▶ DATA EXTRACT:
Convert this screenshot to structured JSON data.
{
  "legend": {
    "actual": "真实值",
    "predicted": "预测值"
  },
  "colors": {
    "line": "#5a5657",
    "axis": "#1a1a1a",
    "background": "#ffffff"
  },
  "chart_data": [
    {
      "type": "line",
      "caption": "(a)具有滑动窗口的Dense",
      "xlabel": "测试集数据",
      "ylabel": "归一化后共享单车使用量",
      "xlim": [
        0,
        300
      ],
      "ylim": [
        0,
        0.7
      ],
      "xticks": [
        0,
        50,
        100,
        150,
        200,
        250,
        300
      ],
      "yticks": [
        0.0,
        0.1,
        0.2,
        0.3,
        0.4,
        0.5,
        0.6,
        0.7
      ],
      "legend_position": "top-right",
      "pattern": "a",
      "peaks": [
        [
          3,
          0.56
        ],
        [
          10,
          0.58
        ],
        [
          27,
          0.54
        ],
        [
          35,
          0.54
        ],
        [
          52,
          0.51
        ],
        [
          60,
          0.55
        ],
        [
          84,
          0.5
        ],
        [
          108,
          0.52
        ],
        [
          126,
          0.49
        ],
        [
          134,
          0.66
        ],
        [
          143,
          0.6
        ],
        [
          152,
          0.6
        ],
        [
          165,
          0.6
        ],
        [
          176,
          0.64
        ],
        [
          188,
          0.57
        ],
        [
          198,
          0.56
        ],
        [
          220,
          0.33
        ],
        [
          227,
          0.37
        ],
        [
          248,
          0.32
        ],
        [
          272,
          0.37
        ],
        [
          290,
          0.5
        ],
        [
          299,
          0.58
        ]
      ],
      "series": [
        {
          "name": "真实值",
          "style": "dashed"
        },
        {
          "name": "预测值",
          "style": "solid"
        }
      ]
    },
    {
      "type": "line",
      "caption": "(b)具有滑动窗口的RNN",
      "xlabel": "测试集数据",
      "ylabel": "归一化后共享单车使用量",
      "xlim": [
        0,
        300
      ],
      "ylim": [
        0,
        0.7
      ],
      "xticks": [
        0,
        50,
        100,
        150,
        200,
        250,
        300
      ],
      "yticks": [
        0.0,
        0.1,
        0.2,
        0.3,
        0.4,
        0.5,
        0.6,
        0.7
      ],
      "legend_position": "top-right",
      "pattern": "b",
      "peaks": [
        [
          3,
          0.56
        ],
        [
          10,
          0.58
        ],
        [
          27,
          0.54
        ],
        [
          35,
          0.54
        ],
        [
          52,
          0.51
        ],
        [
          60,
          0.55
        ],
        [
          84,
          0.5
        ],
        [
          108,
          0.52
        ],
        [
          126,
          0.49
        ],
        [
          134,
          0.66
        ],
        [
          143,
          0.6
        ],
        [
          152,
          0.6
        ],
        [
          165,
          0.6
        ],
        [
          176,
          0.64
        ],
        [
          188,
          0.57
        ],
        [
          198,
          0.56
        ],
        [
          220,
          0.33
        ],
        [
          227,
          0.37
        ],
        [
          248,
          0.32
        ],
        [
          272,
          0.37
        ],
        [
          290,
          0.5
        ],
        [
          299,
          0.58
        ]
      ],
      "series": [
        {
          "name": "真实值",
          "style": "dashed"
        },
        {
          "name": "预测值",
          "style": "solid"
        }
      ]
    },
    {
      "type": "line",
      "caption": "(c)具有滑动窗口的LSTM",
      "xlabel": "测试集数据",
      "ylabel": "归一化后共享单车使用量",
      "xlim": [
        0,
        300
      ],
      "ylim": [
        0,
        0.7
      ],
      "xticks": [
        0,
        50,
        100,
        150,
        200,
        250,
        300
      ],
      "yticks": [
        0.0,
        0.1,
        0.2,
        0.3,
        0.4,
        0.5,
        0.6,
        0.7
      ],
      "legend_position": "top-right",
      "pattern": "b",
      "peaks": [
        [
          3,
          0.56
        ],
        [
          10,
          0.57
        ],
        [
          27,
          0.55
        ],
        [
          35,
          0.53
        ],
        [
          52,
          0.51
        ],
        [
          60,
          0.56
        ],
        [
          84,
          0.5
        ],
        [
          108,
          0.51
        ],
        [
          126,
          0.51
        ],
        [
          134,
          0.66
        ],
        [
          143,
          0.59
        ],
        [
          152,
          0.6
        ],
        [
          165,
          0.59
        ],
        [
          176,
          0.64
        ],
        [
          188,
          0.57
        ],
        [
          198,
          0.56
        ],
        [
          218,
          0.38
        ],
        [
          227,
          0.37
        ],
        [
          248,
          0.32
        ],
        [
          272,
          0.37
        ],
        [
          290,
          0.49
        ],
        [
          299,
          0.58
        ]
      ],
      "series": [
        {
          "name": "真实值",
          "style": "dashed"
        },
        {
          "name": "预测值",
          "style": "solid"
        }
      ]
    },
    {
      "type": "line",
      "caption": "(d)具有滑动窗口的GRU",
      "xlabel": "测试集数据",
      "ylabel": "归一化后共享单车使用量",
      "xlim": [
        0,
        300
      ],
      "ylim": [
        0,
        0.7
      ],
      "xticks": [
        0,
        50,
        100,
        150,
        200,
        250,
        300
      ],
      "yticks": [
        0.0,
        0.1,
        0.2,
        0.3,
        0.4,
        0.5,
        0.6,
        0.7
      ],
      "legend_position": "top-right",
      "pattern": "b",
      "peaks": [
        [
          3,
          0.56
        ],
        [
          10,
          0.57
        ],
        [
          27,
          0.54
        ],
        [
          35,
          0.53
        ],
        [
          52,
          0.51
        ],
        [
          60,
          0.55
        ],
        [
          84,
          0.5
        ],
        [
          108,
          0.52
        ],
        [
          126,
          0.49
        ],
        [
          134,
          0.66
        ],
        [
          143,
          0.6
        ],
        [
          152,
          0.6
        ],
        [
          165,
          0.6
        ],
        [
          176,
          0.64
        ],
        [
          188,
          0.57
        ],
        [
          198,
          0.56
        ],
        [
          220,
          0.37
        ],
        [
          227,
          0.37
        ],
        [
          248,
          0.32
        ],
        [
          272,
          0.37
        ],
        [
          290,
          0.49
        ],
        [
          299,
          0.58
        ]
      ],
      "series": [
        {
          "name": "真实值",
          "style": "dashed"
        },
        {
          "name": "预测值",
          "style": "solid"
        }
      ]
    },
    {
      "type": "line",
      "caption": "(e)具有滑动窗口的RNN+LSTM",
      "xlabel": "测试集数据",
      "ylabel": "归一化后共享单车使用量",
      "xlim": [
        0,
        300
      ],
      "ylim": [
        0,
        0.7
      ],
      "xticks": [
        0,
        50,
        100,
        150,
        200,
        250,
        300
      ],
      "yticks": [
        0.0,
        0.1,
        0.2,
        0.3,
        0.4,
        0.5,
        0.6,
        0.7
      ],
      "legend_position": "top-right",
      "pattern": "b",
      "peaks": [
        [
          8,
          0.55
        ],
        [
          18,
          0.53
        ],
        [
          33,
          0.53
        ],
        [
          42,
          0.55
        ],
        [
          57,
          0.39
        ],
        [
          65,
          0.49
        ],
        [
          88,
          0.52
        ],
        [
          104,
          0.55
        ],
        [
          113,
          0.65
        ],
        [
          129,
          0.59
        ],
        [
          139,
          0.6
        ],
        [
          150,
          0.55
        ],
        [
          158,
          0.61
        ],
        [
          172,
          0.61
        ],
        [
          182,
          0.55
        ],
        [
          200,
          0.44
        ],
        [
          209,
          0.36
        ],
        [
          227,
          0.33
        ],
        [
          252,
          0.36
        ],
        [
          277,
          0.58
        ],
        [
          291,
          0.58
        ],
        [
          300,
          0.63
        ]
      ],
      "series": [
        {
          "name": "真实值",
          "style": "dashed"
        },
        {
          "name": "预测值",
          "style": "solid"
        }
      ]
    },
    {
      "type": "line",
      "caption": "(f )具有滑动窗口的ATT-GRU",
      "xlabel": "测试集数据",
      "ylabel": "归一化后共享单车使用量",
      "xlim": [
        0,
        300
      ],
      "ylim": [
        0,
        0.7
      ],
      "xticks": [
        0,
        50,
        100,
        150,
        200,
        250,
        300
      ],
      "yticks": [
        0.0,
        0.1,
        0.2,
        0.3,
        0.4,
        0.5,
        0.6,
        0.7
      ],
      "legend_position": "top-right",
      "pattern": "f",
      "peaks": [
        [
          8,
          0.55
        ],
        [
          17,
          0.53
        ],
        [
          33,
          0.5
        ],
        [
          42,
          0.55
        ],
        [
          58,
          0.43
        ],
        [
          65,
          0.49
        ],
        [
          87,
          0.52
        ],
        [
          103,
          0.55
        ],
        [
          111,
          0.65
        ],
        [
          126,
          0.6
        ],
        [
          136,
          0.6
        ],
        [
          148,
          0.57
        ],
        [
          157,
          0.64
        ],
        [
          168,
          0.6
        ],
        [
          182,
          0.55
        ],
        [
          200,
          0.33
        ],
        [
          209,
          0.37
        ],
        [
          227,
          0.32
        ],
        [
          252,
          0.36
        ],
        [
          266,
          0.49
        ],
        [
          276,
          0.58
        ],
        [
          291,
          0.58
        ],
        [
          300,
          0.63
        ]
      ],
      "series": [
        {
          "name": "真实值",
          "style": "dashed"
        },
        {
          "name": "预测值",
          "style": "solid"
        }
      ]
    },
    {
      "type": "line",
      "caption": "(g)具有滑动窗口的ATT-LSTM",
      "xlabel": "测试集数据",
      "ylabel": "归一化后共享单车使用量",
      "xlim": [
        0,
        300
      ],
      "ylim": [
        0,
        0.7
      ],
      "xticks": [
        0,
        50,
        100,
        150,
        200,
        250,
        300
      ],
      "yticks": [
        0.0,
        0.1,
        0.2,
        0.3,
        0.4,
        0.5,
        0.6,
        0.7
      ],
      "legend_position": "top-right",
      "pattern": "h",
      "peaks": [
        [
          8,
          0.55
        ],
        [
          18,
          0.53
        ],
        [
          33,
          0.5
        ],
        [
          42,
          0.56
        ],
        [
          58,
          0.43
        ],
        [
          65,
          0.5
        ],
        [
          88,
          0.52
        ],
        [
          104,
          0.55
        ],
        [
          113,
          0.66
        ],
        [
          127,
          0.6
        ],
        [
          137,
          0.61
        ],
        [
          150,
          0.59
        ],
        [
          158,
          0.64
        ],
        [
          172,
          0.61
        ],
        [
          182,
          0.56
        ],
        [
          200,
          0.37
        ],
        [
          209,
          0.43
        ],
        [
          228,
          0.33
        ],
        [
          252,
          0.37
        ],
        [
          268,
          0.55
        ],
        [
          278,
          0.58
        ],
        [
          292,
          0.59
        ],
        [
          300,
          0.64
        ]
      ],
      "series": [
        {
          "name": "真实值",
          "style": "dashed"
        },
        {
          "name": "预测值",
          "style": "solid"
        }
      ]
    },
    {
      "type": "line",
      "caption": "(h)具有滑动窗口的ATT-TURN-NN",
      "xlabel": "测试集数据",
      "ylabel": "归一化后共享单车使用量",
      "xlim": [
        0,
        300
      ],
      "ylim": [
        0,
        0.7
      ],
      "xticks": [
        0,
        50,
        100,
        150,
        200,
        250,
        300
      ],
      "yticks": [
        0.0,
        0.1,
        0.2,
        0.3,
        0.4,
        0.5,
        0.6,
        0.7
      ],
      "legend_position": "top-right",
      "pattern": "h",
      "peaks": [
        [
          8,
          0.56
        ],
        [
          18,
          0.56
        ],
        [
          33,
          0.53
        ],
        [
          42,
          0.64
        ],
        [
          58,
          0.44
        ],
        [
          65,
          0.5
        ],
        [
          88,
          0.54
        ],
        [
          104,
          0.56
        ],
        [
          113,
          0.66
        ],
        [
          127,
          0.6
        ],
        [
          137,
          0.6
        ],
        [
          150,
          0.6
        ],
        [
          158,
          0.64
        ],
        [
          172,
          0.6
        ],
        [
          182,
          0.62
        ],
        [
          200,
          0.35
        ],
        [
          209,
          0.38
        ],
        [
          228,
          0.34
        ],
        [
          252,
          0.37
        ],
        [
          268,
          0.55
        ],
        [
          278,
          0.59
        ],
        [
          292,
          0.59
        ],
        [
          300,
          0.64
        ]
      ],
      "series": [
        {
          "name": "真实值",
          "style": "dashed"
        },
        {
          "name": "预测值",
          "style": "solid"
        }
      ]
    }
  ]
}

▶ DO THIS:
Pull out every line of the records that includes the string "具有滑动窗口的ATT".

▶ RESPONSE TO THE TASK:
      "caption": "(f )具有滑动窗口的ATT-GRU",
      "caption": "(g)具有滑动窗口的ATT-LSTM",
      "caption": "(h)具有滑动窗口的ATT-TURN-NN",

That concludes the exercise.